(Element boundary entries)
= = = =

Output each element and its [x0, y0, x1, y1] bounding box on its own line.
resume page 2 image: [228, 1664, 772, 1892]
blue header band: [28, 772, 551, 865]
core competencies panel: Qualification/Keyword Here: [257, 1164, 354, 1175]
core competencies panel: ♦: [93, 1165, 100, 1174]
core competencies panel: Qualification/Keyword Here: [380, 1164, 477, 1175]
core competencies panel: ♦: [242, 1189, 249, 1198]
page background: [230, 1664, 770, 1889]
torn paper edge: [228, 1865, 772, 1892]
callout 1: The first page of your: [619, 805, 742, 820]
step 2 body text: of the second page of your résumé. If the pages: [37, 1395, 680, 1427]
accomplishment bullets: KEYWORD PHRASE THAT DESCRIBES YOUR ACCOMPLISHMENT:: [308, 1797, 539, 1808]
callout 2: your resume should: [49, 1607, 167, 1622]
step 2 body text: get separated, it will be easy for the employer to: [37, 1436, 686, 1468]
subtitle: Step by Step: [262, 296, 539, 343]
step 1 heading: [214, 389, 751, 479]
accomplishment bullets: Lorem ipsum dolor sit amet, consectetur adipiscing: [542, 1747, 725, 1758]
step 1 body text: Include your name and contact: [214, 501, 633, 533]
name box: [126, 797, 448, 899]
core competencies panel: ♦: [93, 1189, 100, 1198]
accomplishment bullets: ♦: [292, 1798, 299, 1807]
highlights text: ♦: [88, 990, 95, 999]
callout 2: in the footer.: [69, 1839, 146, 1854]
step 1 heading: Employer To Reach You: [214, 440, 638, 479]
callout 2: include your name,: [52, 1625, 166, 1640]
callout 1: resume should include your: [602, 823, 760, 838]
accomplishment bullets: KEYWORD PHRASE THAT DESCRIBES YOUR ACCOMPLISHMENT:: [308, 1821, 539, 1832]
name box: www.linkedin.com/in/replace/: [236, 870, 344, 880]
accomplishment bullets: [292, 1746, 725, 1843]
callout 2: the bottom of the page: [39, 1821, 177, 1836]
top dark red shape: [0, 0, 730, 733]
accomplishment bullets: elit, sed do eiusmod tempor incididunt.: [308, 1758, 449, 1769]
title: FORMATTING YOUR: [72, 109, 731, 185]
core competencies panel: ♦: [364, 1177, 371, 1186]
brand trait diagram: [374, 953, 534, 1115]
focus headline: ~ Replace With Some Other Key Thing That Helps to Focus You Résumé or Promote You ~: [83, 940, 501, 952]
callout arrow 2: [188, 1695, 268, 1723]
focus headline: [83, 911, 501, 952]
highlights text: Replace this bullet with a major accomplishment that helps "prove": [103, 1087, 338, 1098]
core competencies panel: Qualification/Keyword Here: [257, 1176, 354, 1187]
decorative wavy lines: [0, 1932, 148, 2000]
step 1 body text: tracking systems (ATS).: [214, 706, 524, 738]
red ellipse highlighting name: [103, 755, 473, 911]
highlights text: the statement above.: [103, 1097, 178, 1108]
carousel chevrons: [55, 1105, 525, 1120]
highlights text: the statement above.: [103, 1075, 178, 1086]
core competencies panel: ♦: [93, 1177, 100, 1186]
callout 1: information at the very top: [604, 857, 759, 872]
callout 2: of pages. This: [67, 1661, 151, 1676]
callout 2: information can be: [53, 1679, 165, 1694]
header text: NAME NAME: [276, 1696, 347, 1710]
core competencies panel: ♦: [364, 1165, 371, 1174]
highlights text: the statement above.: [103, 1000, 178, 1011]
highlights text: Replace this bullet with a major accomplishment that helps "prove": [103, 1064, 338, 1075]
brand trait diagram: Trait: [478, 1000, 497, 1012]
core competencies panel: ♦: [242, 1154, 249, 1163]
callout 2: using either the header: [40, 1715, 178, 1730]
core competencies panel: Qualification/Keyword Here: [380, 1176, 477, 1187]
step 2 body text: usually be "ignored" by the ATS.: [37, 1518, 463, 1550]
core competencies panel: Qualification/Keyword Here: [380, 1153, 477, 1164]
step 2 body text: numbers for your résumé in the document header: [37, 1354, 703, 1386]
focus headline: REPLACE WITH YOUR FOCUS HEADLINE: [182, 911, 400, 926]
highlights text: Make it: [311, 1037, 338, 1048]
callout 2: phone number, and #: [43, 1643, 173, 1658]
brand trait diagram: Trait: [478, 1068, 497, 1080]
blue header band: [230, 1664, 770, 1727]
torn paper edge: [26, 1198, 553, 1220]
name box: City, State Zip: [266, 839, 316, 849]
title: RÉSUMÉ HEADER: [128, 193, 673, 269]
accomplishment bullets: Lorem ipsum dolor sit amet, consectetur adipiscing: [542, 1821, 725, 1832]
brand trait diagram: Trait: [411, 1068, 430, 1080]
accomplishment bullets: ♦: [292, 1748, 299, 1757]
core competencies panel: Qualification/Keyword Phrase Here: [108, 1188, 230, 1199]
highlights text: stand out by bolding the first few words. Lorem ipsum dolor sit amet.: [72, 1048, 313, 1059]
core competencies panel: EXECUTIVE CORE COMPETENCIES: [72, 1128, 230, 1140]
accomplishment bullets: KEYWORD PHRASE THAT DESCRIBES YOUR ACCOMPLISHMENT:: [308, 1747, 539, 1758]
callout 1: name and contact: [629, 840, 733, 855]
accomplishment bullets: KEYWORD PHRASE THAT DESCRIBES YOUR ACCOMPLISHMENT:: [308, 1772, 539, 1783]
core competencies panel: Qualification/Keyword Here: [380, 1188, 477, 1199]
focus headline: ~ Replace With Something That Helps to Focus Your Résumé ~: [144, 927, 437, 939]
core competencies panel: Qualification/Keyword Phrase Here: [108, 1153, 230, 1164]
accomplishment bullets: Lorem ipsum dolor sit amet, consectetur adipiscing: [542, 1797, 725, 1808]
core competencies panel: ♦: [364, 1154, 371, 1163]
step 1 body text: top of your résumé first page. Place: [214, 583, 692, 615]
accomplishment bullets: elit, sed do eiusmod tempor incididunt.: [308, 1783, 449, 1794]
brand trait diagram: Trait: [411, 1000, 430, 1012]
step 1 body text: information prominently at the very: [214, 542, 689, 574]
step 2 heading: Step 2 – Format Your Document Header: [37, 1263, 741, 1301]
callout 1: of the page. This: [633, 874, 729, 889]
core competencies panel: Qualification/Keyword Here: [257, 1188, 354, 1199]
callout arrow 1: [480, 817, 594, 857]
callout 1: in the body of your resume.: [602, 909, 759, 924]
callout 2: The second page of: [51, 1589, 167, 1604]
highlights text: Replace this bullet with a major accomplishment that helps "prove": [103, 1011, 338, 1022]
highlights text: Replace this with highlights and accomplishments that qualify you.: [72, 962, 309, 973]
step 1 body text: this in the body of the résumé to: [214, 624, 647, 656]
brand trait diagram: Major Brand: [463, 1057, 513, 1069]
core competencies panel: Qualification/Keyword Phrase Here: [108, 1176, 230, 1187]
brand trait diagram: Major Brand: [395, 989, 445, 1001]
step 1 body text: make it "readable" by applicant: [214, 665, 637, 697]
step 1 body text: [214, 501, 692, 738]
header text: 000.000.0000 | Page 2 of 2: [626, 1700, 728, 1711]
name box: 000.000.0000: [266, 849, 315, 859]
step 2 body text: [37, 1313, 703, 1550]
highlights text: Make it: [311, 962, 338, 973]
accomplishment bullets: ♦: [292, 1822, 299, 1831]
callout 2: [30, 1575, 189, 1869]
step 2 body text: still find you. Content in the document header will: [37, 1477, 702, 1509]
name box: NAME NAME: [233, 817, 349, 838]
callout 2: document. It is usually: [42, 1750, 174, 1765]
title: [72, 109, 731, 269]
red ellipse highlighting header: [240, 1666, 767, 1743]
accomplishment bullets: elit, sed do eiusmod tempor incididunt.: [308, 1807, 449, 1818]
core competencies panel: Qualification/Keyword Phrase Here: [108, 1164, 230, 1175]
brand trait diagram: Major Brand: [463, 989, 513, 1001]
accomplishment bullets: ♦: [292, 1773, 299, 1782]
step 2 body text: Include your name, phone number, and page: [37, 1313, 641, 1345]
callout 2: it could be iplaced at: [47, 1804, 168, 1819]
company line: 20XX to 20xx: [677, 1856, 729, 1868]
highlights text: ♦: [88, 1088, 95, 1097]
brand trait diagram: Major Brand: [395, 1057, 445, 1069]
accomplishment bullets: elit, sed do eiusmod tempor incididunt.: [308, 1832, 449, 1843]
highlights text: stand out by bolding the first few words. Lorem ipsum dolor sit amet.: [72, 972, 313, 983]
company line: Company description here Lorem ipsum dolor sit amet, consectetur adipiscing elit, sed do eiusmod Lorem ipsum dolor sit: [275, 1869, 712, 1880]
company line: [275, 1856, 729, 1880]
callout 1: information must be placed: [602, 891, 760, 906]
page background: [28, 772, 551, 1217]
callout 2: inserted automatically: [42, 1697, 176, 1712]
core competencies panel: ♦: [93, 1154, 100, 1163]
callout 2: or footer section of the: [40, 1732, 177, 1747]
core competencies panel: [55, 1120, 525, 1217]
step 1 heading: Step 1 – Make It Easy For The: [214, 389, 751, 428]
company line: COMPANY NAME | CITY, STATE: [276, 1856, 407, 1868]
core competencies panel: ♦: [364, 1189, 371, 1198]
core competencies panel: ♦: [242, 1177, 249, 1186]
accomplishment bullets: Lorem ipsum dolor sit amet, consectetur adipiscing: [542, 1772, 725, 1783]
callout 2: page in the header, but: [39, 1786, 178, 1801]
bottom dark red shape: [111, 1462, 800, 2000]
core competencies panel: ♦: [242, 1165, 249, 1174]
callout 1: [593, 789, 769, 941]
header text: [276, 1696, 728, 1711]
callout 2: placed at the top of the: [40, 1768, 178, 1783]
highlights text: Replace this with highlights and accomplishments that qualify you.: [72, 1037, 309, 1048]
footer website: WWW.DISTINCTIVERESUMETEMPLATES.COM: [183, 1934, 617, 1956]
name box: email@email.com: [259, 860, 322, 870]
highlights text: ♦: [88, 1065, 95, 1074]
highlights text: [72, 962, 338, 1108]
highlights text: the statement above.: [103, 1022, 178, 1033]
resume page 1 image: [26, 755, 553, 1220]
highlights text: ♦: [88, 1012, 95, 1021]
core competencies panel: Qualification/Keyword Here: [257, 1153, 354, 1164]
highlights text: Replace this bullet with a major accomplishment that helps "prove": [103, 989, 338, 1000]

= = = =

* _Problem to work on_: Print the entries from the very first line through the line with "torn paper edge: [228, 1865, 772, 1892]", including both of those lines, and copy every line character for character.

* _Answer for the task_:
Output each element and its [x0, y0, x1, y1] bounding box on its own line.
resume page 2 image: [228, 1664, 772, 1892]
blue header band: [28, 772, 551, 865]
core competencies panel: Qualification/Keyword Here: [257, 1164, 354, 1175]
core competencies panel: ♦: [93, 1165, 100, 1174]
core competencies panel: Qualification/Keyword Here: [380, 1164, 477, 1175]
core competencies panel: ♦: [242, 1189, 249, 1198]
page background: [230, 1664, 770, 1889]
torn paper edge: [228, 1865, 772, 1892]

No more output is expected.